TO DO: Retype every line of the records that follow, character for character, keeping their order.

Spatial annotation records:
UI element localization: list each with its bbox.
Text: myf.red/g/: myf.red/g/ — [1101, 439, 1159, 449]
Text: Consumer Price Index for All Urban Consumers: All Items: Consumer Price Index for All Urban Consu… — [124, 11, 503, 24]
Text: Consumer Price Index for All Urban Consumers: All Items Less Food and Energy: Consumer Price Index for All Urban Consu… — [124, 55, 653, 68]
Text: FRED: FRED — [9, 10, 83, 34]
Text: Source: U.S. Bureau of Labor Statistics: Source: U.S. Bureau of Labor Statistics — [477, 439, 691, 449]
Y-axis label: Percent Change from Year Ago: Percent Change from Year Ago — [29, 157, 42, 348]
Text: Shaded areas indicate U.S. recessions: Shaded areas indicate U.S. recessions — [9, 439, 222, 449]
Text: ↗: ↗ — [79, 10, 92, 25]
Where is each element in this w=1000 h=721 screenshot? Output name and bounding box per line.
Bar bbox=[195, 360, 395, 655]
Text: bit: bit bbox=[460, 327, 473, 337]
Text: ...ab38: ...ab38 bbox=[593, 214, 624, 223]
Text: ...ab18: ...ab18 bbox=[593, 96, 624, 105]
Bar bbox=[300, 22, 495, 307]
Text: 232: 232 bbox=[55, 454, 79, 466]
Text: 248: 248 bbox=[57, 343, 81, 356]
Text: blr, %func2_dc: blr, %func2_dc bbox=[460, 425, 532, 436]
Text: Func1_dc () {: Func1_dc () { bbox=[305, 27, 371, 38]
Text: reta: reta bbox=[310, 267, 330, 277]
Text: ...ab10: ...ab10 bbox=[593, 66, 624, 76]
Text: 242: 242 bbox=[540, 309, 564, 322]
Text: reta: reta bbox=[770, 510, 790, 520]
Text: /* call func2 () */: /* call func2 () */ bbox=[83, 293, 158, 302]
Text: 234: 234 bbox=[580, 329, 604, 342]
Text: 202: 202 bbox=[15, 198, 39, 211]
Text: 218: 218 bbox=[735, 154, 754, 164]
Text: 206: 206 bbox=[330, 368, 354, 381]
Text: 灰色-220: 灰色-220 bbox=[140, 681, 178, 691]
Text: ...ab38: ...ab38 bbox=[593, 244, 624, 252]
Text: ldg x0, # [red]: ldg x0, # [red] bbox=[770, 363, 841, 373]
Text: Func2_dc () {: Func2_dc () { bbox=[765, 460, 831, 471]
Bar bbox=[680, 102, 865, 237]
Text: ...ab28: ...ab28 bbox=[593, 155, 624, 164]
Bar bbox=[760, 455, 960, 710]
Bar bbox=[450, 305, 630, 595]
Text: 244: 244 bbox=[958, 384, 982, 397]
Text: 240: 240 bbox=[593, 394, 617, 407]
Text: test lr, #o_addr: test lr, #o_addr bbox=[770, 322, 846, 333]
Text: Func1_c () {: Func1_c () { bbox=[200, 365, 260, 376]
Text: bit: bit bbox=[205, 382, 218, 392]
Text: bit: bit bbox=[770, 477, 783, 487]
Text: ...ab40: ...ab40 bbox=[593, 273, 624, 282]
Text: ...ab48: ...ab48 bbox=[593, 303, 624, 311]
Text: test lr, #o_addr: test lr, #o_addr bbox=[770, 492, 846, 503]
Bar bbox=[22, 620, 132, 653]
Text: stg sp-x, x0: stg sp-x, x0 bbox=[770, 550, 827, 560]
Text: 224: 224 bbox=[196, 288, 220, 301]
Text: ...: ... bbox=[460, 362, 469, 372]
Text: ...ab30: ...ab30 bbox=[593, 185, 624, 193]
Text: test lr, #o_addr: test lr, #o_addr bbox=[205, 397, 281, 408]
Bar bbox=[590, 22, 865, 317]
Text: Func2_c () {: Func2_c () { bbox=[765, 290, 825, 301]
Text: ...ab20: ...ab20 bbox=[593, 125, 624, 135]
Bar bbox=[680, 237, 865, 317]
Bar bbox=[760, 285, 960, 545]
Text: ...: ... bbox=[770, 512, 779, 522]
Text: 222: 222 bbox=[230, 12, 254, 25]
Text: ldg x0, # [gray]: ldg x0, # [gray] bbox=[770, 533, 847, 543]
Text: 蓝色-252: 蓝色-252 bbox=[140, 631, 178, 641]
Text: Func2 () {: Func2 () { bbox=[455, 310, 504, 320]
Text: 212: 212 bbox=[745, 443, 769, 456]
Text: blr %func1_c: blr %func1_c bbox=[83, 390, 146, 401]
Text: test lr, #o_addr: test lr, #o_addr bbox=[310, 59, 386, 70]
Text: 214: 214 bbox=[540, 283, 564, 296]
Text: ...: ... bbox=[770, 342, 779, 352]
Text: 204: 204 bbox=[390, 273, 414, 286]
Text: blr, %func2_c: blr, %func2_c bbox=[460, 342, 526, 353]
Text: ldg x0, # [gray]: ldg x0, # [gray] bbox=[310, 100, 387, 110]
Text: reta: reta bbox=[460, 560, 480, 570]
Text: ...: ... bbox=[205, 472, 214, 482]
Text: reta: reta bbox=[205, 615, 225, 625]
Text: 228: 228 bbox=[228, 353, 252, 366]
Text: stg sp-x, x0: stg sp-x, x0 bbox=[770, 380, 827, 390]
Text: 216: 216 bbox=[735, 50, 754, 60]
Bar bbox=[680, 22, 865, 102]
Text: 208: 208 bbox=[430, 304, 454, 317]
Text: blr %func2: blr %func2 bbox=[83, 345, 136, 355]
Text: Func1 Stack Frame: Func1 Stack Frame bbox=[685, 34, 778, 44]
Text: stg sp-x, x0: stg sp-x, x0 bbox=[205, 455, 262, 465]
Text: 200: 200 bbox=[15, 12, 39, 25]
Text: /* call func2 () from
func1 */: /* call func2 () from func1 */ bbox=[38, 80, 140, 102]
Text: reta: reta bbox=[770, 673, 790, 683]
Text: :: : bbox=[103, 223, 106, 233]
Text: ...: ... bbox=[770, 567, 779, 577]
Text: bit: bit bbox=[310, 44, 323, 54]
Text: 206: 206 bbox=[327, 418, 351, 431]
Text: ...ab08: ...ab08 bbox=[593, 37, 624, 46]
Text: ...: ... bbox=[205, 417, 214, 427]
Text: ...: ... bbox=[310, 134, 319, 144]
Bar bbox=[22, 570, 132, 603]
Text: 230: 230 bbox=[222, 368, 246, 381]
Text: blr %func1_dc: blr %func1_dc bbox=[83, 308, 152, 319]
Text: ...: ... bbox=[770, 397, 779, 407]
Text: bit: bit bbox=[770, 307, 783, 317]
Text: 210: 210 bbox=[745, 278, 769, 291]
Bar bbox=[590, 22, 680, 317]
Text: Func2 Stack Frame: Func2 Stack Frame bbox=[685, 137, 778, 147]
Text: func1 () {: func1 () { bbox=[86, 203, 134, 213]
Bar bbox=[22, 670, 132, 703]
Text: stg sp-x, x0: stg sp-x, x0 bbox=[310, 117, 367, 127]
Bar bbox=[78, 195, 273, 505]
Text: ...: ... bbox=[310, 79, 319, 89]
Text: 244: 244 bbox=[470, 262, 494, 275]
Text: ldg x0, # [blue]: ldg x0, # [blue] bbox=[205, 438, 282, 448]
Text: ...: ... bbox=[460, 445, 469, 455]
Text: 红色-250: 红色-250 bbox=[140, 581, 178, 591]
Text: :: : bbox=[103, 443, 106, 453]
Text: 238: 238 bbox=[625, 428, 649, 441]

THE RESULT:
UI element localization: list each with its bbox.
Text: myf.red/g/: myf.red/g/ — [1101, 439, 1159, 449]
Text: Consumer Price Index for All Urban Consumers: All Items: Consumer Price Index for All Urban Consu… — [124, 11, 503, 24]
Text: Consumer Price Index for All Urban Consumers: All Items Less Food and Energy: Consumer Price Index for All Urban Consu… — [124, 55, 653, 68]
Text: FRED: FRED — [9, 10, 83, 34]
Text: Source: U.S. Bureau of Labor Statistics: Source: U.S. Bureau of Labor Statistics — [477, 439, 691, 449]
Y-axis label: Percent Change from Year Ago: Percent Change from Year Ago — [29, 157, 42, 348]
Text: Shaded areas indicate U.S. recessions: Shaded areas indicate U.S. recessions — [9, 439, 222, 449]
Text: ↗: ↗ — [79, 10, 92, 25]
Where is each element in this w=1000 h=721 screenshot? Output name and bounding box per line.
Bar bbox=[195, 360, 395, 655]
Text: bit: bit bbox=[460, 327, 473, 337]
Text: ...ab38: ...ab38 bbox=[593, 214, 624, 223]
Text: ...ab18: ...ab18 bbox=[593, 96, 624, 105]
Bar bbox=[300, 22, 495, 307]
Text: 232: 232 bbox=[55, 454, 79, 466]
Text: 248: 248 bbox=[57, 343, 81, 356]
Text: blr, %func2_dc: blr, %func2_dc bbox=[460, 425, 532, 436]
Text: Func1_dc () {: Func1_dc () { bbox=[305, 27, 371, 38]
Text: reta: reta bbox=[310, 267, 330, 277]
Text: ...ab10: ...ab10 bbox=[593, 66, 624, 76]
Text: 242: 242 bbox=[540, 309, 564, 322]
Text: reta: reta bbox=[770, 510, 790, 520]
Text: /* call func2 () */: /* call func2 () */ bbox=[83, 293, 158, 302]
Text: 234: 234 bbox=[580, 329, 604, 342]
Text: 202: 202 bbox=[15, 198, 39, 211]
Text: 218: 218 bbox=[735, 154, 754, 164]
Text: 206: 206 bbox=[330, 368, 354, 381]
Text: 灰色-220: 灰色-220 bbox=[140, 681, 178, 691]
Text: ...ab38: ...ab38 bbox=[593, 244, 624, 252]
Text: ldg x0, # [red]: ldg x0, # [red] bbox=[770, 363, 841, 373]
Text: Func2_dc () {: Func2_dc () { bbox=[765, 460, 831, 471]
Bar bbox=[680, 102, 865, 237]
Text: ...ab28: ...ab28 bbox=[593, 155, 624, 164]
Bar bbox=[760, 455, 960, 710]
Bar bbox=[450, 305, 630, 595]
Text: 244: 244 bbox=[958, 384, 982, 397]
Text: 240: 240 bbox=[593, 394, 617, 407]
Text: test lr, #o_addr: test lr, #o_addr bbox=[770, 322, 846, 333]
Text: Func1_c () {: Func1_c () { bbox=[200, 365, 260, 376]
Text: bit: bit bbox=[205, 382, 218, 392]
Text: bit: bit bbox=[770, 477, 783, 487]
Text: ...ab40: ...ab40 bbox=[593, 273, 624, 282]
Text: ...ab48: ...ab48 bbox=[593, 303, 624, 311]
Text: test lr, #o_addr: test lr, #o_addr bbox=[770, 492, 846, 503]
Bar bbox=[22, 620, 132, 653]
Text: stg sp-x, x0: stg sp-x, x0 bbox=[770, 550, 827, 560]
Text: 224: 224 bbox=[196, 288, 220, 301]
Text: ...: ... bbox=[460, 362, 469, 372]
Text: ...ab30: ...ab30 bbox=[593, 185, 624, 193]
Text: test lr, #o_addr: test lr, #o_addr bbox=[205, 397, 281, 408]
Bar bbox=[590, 22, 865, 317]
Text: Func2_c () {: Func2_c () { bbox=[765, 290, 825, 301]
Text: ...ab20: ...ab20 bbox=[593, 125, 624, 135]
Bar bbox=[680, 237, 865, 317]
Bar bbox=[760, 285, 960, 545]
Text: ...: ... bbox=[770, 512, 779, 522]
Text: 222: 222 bbox=[230, 12, 254, 25]
Text: ldg x0, # [gray]: ldg x0, # [gray] bbox=[770, 533, 847, 543]
Text: 蓝色-252: 蓝色-252 bbox=[140, 631, 178, 641]
Text: Func2 () {: Func2 () { bbox=[455, 310, 504, 320]
Text: 212: 212 bbox=[745, 443, 769, 456]
Text: blr %func1_c: blr %func1_c bbox=[83, 390, 146, 401]
Text: test lr, #o_addr: test lr, #o_addr bbox=[310, 59, 386, 70]
Text: 214: 214 bbox=[540, 283, 564, 296]
Text: ...: ... bbox=[770, 342, 779, 352]
Text: 204: 204 bbox=[390, 273, 414, 286]
Text: blr, %func2_c: blr, %func2_c bbox=[460, 342, 526, 353]
Text: ldg x0, # [gray]: ldg x0, # [gray] bbox=[310, 100, 387, 110]
Text: reta: reta bbox=[460, 560, 480, 570]
Text: ...: ... bbox=[205, 472, 214, 482]
Text: reta: reta bbox=[205, 615, 225, 625]
Text: 228: 228 bbox=[228, 353, 252, 366]
Text: stg sp-x, x0: stg sp-x, x0 bbox=[770, 380, 827, 390]
Text: 216: 216 bbox=[735, 50, 754, 60]
Bar bbox=[680, 22, 865, 102]
Text: 208: 208 bbox=[430, 304, 454, 317]
Text: blr %func2: blr %func2 bbox=[83, 345, 136, 355]
Text: Func1 Stack Frame: Func1 Stack Frame bbox=[685, 34, 778, 44]
Text: stg sp-x, x0: stg sp-x, x0 bbox=[205, 455, 262, 465]
Text: 200: 200 bbox=[15, 12, 39, 25]
Text: /* call func2 () from
func1 */: /* call func2 () from func1 */ bbox=[38, 80, 140, 102]
Text: reta: reta bbox=[770, 673, 790, 683]
Text: :: : bbox=[103, 223, 106, 233]
Text: ...: ... bbox=[770, 567, 779, 577]
Text: bit: bit bbox=[310, 44, 323, 54]
Text: 206: 206 bbox=[327, 418, 351, 431]
Text: ...ab08: ...ab08 bbox=[593, 37, 624, 46]
Text: ...: ... bbox=[205, 417, 214, 427]
Text: ...: ... bbox=[310, 134, 319, 144]
Bar bbox=[22, 570, 132, 603]
Text: 230: 230 bbox=[222, 368, 246, 381]
Text: blr %func1_dc: blr %func1_dc bbox=[83, 308, 152, 319]
Text: ...: ... bbox=[770, 397, 779, 407]
Text: bit: bit bbox=[770, 307, 783, 317]
Text: 210: 210 bbox=[745, 278, 769, 291]
Bar bbox=[590, 22, 680, 317]
Text: Func2 Stack Frame: Func2 Stack Frame bbox=[685, 137, 778, 147]
Text: func1 () {: func1 () { bbox=[86, 203, 134, 213]
Bar bbox=[22, 670, 132, 703]
Text: stg sp-x, x0: stg sp-x, x0 bbox=[310, 117, 367, 127]
Bar bbox=[78, 195, 273, 505]
Text: ...: ... bbox=[310, 79, 319, 89]
Text: 244: 244 bbox=[470, 262, 494, 275]
Text: ldg x0, # [blue]: ldg x0, # [blue] bbox=[205, 438, 282, 448]
Text: ...: ... bbox=[460, 445, 469, 455]
Text: 红色-250: 红色-250 bbox=[140, 581, 178, 591]
Text: :: : bbox=[103, 443, 106, 453]
Text: 238: 238 bbox=[625, 428, 649, 441]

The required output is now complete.